## TEXT SHOWN
>> START

Unsupervised learning is making leaps & bounds. Even supervised learning isn't
able to solve all problems better than humans even if it can do so on a
staggeringly large amount of problems.

I don't think anyone is positing that that's true forever and all time. It
seems reasonable to bet on AI at some point becoming sophisticated enough to
outperform AI+human. I think it'll happen shortly after the point where AI can
identify a new problem (or class of problems) by itself that it hasn't been
taught about & then build new tools to help itself tackle that problem. After
that it's the singularity because that process repeats ad infinitum. The only
value-add of humans after that is if our creativity is somehow
better/different than & can explore problems in ways the AI can't (& even that
feels like a very short-lived advantage unless there's some crucial
physical/mathematical impossibility standing in the way).

------
blauditore
Why would you write code using AI? If the AI is able to figure out
requirements, why not just let it do it directly, simply speaking?

>> END

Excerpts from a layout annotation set
>> START

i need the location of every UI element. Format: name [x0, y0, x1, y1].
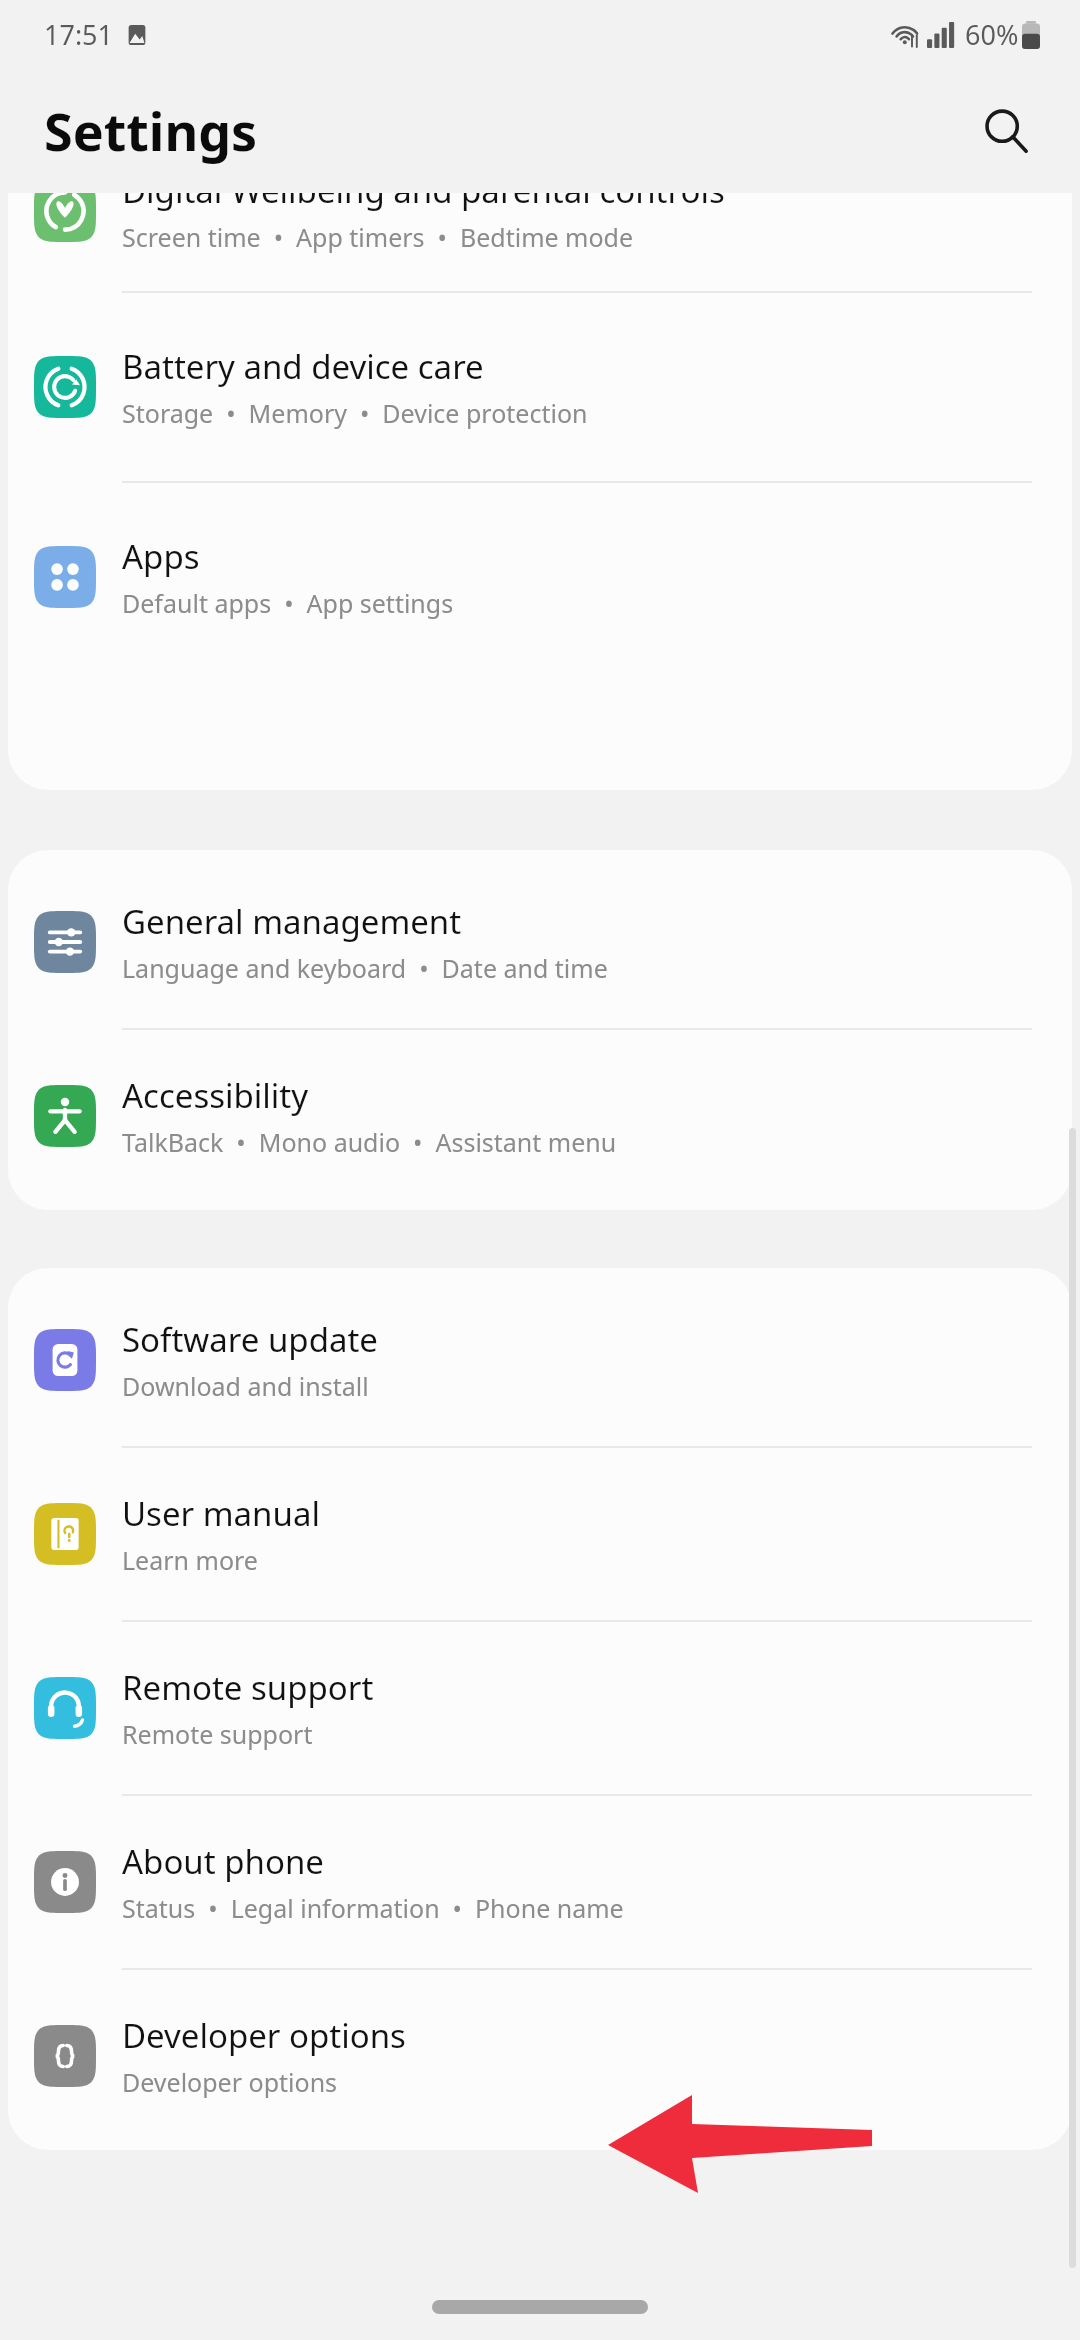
staticText: Language and keyboard • Date and time [122, 951, 608, 985]
button[interactable]: Battery and device care [8, 293, 1072, 481]
button[interactable]: General management [8, 856, 1072, 1028]
button[interactable]: Digital Wellbeing and parental controls [8, 193, 1072, 291]
staticText: About phone [122, 1839, 324, 1884]
staticText: TalkBack • Mono audio • Assistant menu [122, 1125, 617, 1159]
staticText: Download and install [122, 1369, 369, 1403]
staticText: 17:51 [44, 16, 114, 53]
staticText: General management [122, 899, 462, 944]
staticText: Digital Wellbeing and parental controls [122, 193, 725, 213]
staticText: Battery and device care [122, 344, 484, 389]
button[interactable]: Accessibility [8, 1030, 1072, 1202]
staticText: Screen time • App timers • Bedtime mode [122, 220, 634, 254]
button[interactable]: Software update [8, 1274, 1072, 1446]
staticText: 60% [965, 16, 1019, 53]
staticText: Settings [44, 95, 258, 166]
staticText: Remote support [122, 1665, 374, 1710]
button[interactable]: Apps [8, 483, 1072, 671]
button[interactable]: About phone [8, 1796, 1072, 1968]
staticText: Storage • Memory • Device protection [122, 396, 588, 430]
staticText: Software update [122, 1317, 378, 1362]
staticText: Developer options [122, 2065, 338, 2099]
staticText: Remote support [122, 1717, 313, 1751]
staticText: Status • Legal information • Phone name [122, 1891, 624, 1925]
button[interactable]: Search [960, 85, 1052, 177]
button[interactable]: Developer options [8, 1970, 1072, 2142]
staticText: Learn more [122, 1543, 258, 1577]
staticText: Accessibility [122, 1073, 309, 1118]
button[interactable]: Remote support [8, 1622, 1072, 1794]
staticText: Developer options [122, 2013, 406, 2058]
staticText: Default apps • App settings [122, 586, 454, 620]
staticText: Apps [122, 534, 200, 579]
button[interactable]: User manual [8, 1448, 1072, 1620]
staticText: User manual [122, 1491, 320, 1536]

>> END

## TO DO
a - Transcribe the AI forum comments in full, with no changes.
b - In the listing, please swap "Download and install" for "Check for updates" in the lines beginning with the one that contains "staticText: Language and" and continuing through the one that contains "staticText: General management". Output only those lines, leaving everything else unchanged.

## ANSWERS FOR THIS EXERCISE
a -
Unsupervised learning is making leaps & bounds. Even supervised learning isn't
able to solve all problems better than humans even if it can do so on a
staggeringly large amount of problems.

I don't think anyone is positing that that's true forever and all time. It
seems reasonable to bet on AI at some point becoming sophisticated enough to
outperform AI+human. I think it'll happen shortly after the point where AI can
identify a new problem (or class of problems) by itself that it hasn't been
taught about & then build new tools to help itself tackle that problem. After
that it's the singularity because that process repeats ad infinitum. The only
value-add of humans after that is if our creativity is somehow
better/different than & can explore problems in ways the AI can't (& even that
feels like a very short-lived advantage unless there's some crucial
physical/mathematical impossibility standing in the way).

------
blauditore
Why would you write code using AI? If the AI is able to figure out
requirements, why not just let it do it directly, simply speaking?

b -
staticText: Language and keyboard • Date and time [122, 951, 608, 985]
button[interactable]: Battery and device care [8, 293, 1072, 481]
button[interactable]: General management [8, 856, 1072, 1028]
button[interactable]: Digital Wellbeing and parental controls [8, 193, 1072, 291]
staticText: About phone [122, 1839, 324, 1884]
staticText: TalkBack • Mono audio • Assistant menu [122, 1125, 617, 1159]
staticText: Check for updates [122, 1369, 369, 1403]
staticText: 17:51 [44, 16, 114, 53]
staticText: General management [122, 899, 462, 944]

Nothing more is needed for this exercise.